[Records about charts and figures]
>> Begin
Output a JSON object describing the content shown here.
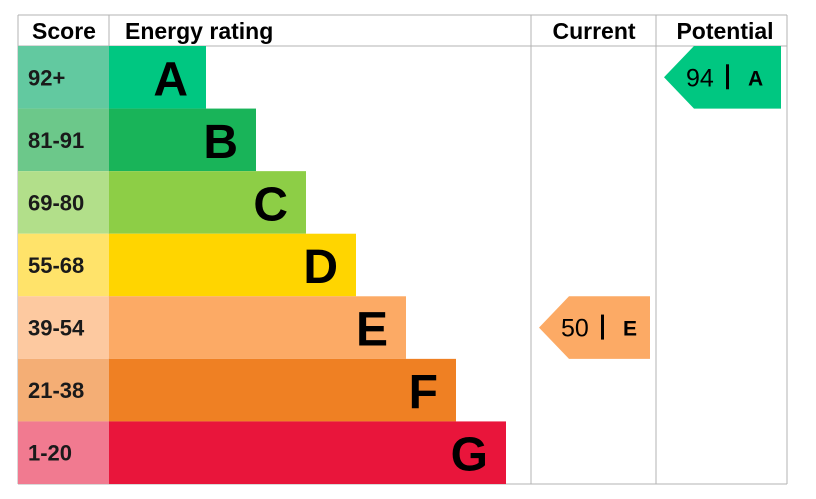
{
  "chart_data": {
    "type": "bar",
    "headers": {
      "score": "Score",
      "rating": "Energy rating",
      "current": "Current",
      "potential": "Potential"
    },
    "bands": [
      {
        "letter": "A",
        "range": "92+",
        "color": "#00c781",
        "score_color": "#62c9a0"
      },
      {
        "letter": "B",
        "range": "81-91",
        "color": "#19b459",
        "score_color": "#6cc88a"
      },
      {
        "letter": "C",
        "range": "69-80",
        "color": "#8dce46",
        "score_color": "#b2df8a"
      },
      {
        "letter": "D",
        "range": "55-68",
        "color": "#ffd500",
        "score_color": "#ffe36a"
      },
      {
        "letter": "E",
        "range": "39-54",
        "color": "#fcaa65",
        "score_color": "#fdc9a0"
      },
      {
        "letter": "F",
        "range": "21-38",
        "color": "#ef8023",
        "score_color": "#f4ae75"
      },
      {
        "letter": "G",
        "range": "1-20",
        "color": "#e9153b",
        "score_color": "#f17a90"
      }
    ],
    "current": {
      "value": 50,
      "band": "E",
      "color": "#fcaa65"
    },
    "potential": {
      "value": 94,
      "band": "A",
      "color": "#00c781"
    }
  }
}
>> End
Written instruction: Reproduce the whole listing above word for word, but not its pictures.

Answer to the exercise:
Output a JSON object describing the content shown here.
{
  "chart_data": {
    "type": "bar",
    "headers": {
      "score": "Score",
      "rating": "Energy rating",
      "current": "Current",
      "potential": "Potential"
    },
    "bands": [
      {
        "letter": "A",
        "range": "92+",
        "color": "#00c781",
        "score_color": "#62c9a0"
      },
      {
        "letter": "B",
        "range": "81-91",
        "color": "#19b459",
        "score_color": "#6cc88a"
      },
      {
        "letter": "C",
        "range": "69-80",
        "color": "#8dce46",
        "score_color": "#b2df8a"
      },
      {
        "letter": "D",
        "range": "55-68",
        "color": "#ffd500",
        "score_color": "#ffe36a"
      },
      {
        "letter": "E",
        "range": "39-54",
        "color": "#fcaa65",
        "score_color": "#fdc9a0"
      },
      {
        "letter": "F",
        "range": "21-38",
        "color": "#ef8023",
        "score_color": "#f4ae75"
      },
      {
        "letter": "G",
        "range": "1-20",
        "color": "#e9153b",
        "score_color": "#f17a90"
      }
    ],
    "current": {
      "value": 50,
      "band": "E",
      "color": "#fcaa65"
    },
    "potential": {
      "value": 94,
      "band": "A",
      "color": "#00c781"
    }
  }
}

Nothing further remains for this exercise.